--- START Dataset entries ---

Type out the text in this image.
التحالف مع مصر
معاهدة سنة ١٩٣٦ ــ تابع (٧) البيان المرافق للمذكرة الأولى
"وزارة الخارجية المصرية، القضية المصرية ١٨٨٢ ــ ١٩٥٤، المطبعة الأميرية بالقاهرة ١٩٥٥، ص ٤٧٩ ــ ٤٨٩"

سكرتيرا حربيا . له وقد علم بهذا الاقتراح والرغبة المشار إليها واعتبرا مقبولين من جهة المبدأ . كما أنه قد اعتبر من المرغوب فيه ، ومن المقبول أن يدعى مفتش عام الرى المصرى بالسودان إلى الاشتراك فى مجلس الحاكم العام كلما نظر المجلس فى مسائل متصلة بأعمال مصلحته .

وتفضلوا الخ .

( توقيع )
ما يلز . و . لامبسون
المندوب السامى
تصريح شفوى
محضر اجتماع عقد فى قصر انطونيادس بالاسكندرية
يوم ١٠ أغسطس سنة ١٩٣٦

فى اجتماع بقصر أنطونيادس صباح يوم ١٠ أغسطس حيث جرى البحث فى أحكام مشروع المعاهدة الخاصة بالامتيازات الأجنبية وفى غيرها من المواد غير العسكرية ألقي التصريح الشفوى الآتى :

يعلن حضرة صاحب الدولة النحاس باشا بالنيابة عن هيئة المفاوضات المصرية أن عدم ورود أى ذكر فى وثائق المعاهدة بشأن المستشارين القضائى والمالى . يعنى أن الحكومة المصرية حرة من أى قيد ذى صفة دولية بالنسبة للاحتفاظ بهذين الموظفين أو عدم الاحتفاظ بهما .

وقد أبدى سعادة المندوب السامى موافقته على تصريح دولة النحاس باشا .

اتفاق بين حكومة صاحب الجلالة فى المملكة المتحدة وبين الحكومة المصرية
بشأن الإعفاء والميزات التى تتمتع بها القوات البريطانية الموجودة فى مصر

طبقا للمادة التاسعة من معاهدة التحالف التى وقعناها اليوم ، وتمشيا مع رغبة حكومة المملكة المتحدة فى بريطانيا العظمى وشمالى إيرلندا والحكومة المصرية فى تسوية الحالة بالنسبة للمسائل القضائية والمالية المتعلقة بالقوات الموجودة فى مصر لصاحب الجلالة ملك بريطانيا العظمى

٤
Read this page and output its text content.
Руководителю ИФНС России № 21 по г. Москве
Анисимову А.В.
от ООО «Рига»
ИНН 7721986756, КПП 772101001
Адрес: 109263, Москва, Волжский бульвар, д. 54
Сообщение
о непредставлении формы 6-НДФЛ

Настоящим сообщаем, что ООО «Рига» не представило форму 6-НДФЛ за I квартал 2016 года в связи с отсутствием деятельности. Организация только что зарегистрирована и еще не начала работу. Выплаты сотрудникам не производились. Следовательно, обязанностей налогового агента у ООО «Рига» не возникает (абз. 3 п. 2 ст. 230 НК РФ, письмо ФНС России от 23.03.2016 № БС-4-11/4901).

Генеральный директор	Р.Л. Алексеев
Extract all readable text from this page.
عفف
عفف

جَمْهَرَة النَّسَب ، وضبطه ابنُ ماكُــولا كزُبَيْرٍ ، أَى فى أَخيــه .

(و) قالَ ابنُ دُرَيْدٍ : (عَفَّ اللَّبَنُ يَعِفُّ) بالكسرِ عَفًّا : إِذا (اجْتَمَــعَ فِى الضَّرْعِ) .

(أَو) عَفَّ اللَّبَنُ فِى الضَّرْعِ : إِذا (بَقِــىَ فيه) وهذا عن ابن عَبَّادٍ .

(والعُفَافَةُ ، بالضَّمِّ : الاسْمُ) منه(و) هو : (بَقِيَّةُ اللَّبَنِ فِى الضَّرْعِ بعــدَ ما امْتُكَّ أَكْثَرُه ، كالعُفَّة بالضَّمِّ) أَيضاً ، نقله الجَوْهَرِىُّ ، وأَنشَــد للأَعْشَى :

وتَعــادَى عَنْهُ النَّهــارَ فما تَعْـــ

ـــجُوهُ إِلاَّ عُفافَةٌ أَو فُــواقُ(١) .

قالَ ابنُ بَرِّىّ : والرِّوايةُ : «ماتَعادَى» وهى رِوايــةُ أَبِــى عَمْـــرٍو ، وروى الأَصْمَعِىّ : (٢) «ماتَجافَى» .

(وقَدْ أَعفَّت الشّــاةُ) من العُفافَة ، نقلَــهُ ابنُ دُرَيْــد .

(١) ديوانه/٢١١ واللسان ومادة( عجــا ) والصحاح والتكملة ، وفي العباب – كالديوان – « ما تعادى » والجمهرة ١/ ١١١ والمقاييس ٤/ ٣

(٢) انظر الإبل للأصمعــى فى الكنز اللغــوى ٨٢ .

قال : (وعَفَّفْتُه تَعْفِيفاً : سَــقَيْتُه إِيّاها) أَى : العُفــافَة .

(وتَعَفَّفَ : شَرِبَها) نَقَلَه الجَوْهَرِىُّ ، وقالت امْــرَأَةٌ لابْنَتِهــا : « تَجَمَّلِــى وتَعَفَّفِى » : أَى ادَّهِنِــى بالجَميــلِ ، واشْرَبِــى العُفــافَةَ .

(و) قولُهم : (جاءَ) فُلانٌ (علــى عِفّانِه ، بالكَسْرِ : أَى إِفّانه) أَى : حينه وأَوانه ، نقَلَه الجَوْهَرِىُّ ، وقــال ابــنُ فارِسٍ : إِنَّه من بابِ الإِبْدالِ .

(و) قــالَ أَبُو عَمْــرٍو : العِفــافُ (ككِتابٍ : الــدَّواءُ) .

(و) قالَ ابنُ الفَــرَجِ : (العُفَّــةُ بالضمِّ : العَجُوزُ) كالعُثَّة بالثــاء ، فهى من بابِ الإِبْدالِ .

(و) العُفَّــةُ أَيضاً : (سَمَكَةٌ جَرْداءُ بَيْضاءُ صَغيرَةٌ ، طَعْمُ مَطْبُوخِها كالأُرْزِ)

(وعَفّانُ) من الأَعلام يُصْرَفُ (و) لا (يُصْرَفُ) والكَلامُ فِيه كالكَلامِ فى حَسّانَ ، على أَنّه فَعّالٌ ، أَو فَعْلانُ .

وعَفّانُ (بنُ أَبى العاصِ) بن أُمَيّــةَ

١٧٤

--- END Dataset entries ---

Exercise aim ▸
How many of the lines above include the string "التحالف"? Answer with the number only.

Full output ▸
2